**Short problem:** Collect all the lines that mention the word "JSON".

Excerpts from a figure dataset
******************************
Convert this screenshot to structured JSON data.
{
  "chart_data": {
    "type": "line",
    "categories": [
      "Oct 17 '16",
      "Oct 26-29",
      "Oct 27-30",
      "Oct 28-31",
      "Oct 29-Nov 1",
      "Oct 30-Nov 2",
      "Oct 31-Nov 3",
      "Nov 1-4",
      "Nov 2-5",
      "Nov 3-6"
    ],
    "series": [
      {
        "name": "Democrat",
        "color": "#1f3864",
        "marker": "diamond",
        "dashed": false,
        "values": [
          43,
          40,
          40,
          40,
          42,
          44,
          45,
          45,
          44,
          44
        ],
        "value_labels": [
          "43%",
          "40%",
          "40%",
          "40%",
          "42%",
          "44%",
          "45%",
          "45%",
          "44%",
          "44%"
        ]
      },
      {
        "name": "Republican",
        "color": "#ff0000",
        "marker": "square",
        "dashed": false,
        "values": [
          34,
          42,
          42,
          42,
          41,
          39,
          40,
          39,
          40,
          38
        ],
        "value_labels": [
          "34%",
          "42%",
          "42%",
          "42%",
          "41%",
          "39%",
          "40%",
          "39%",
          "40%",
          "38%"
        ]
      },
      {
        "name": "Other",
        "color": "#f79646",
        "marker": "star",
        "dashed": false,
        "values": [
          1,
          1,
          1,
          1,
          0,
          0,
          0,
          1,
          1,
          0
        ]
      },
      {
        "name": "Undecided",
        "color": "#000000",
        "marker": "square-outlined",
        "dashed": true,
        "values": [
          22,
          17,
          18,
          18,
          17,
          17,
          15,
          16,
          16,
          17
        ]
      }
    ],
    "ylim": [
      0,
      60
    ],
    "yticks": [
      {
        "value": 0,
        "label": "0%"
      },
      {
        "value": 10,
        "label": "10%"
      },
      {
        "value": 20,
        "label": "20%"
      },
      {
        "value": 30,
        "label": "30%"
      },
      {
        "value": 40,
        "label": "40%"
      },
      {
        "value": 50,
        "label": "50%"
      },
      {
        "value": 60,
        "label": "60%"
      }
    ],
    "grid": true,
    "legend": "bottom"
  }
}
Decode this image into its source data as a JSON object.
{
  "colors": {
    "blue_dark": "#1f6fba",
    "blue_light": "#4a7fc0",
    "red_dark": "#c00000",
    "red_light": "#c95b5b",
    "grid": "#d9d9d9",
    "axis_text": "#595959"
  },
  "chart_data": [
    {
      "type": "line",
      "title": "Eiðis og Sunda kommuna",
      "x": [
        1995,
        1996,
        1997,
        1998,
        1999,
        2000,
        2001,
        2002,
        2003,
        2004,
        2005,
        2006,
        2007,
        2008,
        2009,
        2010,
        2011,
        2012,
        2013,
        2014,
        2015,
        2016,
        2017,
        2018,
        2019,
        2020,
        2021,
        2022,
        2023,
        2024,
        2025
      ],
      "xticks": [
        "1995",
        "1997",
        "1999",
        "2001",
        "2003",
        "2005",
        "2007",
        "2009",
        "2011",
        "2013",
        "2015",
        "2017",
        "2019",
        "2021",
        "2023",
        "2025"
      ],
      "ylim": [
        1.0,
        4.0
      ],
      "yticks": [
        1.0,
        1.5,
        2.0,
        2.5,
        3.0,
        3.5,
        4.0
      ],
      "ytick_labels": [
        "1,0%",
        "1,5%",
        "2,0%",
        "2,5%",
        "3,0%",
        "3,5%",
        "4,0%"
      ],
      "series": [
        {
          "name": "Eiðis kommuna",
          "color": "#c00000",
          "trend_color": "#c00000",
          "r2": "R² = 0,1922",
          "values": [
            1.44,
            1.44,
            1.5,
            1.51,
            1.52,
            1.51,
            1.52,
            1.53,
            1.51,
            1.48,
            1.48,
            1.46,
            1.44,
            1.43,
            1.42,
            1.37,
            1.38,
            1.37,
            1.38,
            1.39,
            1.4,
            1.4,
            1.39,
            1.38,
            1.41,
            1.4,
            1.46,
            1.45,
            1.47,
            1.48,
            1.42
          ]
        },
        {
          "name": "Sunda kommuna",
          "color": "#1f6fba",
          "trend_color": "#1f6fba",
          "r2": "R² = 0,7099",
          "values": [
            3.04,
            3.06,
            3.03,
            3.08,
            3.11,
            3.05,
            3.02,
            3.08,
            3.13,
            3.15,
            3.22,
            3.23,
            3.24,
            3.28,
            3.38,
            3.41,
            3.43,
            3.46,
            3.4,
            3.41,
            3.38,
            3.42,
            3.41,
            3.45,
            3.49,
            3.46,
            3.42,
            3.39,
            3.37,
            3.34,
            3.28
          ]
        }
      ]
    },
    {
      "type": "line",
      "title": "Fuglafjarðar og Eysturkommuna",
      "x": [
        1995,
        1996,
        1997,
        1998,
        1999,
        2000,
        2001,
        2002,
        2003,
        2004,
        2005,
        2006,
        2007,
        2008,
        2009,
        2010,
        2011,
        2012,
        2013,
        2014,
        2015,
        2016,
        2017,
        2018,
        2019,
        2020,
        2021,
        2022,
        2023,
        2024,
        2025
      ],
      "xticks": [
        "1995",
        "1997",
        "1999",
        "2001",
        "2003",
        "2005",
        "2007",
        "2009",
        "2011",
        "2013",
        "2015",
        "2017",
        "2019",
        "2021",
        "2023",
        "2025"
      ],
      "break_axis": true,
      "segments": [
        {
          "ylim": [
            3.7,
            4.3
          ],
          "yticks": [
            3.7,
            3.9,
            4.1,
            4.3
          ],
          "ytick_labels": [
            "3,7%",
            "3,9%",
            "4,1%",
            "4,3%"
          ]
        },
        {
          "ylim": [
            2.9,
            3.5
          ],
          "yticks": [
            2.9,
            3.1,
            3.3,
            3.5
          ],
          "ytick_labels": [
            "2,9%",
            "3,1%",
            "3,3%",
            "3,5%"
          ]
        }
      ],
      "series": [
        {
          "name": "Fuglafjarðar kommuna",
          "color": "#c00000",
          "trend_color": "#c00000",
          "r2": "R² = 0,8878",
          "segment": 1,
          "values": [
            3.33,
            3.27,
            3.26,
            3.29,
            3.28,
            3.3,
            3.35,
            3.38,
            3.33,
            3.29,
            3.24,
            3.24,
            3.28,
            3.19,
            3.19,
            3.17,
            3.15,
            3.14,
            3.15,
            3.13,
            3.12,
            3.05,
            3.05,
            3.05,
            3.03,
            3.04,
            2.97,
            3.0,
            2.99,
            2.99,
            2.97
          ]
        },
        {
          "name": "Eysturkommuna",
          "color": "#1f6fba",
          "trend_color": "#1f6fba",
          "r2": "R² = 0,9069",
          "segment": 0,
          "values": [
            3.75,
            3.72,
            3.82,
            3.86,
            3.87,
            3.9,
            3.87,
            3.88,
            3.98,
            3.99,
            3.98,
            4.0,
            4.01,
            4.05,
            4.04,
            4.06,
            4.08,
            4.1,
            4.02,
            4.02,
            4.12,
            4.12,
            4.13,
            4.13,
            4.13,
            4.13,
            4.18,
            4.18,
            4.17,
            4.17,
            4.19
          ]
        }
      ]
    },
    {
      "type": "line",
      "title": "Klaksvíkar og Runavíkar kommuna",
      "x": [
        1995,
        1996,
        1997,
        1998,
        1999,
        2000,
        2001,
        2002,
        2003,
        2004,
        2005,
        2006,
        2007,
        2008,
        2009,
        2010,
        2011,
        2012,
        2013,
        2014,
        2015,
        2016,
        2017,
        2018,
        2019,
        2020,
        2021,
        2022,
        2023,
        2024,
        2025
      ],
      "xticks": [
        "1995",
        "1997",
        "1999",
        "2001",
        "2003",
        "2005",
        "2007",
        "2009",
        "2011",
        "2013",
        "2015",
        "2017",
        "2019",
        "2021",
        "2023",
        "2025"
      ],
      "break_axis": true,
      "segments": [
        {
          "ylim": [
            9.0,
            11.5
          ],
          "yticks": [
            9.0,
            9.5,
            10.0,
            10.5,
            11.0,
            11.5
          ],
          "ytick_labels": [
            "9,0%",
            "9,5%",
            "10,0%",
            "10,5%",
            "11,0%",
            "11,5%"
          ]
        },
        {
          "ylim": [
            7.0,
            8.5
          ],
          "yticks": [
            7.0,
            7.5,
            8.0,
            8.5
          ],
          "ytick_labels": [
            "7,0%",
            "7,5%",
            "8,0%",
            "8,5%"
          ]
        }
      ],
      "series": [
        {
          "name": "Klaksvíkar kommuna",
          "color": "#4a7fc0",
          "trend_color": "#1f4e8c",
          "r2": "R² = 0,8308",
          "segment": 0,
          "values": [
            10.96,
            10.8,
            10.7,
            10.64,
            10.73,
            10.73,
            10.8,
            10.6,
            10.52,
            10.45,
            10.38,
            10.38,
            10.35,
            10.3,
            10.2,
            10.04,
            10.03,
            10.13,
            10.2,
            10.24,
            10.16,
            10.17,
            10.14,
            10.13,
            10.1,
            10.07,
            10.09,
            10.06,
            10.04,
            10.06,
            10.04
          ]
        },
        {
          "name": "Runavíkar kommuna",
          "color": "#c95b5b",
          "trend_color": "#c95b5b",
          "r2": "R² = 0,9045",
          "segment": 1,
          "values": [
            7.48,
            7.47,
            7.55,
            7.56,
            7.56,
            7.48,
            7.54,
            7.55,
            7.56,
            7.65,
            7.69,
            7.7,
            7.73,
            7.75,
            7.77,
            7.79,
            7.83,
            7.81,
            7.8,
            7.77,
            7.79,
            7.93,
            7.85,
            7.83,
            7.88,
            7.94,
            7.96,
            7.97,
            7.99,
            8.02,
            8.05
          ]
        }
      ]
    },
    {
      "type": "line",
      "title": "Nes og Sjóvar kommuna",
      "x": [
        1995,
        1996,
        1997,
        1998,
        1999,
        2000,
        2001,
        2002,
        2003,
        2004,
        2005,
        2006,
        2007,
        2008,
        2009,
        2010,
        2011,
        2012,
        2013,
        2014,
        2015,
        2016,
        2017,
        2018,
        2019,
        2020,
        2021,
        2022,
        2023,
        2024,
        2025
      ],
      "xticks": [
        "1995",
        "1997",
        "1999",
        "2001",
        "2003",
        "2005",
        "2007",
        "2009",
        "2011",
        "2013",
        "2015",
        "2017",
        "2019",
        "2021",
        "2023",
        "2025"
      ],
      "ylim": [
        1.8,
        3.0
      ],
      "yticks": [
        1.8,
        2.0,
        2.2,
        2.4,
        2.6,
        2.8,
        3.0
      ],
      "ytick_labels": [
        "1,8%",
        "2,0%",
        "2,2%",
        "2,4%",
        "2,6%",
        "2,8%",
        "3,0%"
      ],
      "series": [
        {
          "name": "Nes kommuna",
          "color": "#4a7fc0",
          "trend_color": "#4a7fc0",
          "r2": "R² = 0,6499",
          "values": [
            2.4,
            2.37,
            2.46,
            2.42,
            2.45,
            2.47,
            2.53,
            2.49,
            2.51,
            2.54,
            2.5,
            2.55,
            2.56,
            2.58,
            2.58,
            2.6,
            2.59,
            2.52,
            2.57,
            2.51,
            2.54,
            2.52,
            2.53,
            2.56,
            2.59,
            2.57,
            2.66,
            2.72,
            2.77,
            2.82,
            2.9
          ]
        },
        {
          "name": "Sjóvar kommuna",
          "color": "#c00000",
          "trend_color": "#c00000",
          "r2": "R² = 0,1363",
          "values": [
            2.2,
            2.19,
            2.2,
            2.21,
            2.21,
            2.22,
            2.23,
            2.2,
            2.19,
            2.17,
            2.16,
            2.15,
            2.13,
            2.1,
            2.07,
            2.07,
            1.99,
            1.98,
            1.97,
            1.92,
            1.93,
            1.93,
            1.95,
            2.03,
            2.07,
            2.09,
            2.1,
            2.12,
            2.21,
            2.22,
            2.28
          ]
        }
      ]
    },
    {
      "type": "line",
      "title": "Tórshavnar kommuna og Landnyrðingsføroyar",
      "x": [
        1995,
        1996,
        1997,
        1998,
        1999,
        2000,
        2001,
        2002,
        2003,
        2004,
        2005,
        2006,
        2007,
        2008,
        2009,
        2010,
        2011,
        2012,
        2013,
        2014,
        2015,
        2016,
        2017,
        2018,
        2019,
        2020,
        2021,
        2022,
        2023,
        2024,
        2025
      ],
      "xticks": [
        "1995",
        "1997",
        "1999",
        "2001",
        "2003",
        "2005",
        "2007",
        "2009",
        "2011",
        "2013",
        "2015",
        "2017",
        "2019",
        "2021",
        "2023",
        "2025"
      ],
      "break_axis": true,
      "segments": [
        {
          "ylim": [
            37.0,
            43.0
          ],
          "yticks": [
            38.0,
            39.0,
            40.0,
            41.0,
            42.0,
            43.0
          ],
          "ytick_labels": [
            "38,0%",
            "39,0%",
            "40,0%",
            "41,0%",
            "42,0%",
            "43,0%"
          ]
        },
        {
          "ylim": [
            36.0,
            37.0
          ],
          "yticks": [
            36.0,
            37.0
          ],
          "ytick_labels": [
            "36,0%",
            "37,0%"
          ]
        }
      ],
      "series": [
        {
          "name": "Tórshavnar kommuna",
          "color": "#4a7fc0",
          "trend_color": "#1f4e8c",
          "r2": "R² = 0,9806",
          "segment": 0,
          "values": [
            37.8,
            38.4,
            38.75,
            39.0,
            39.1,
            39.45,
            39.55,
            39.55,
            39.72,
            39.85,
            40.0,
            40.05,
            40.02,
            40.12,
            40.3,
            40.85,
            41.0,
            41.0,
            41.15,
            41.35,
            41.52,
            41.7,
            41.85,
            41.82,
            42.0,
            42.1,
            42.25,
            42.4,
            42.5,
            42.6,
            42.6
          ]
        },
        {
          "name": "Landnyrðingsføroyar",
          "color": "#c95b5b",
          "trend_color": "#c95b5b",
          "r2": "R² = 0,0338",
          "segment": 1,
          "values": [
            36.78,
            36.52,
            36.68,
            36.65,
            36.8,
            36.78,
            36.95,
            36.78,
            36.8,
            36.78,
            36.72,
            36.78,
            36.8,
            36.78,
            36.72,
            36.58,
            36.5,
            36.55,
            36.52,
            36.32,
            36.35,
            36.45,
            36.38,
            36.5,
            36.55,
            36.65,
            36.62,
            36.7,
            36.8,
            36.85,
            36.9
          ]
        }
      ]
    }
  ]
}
******************************
**Result of the task:**
Convert this screenshot to structured JSON data.
Decode this image into its source data as a JSON object.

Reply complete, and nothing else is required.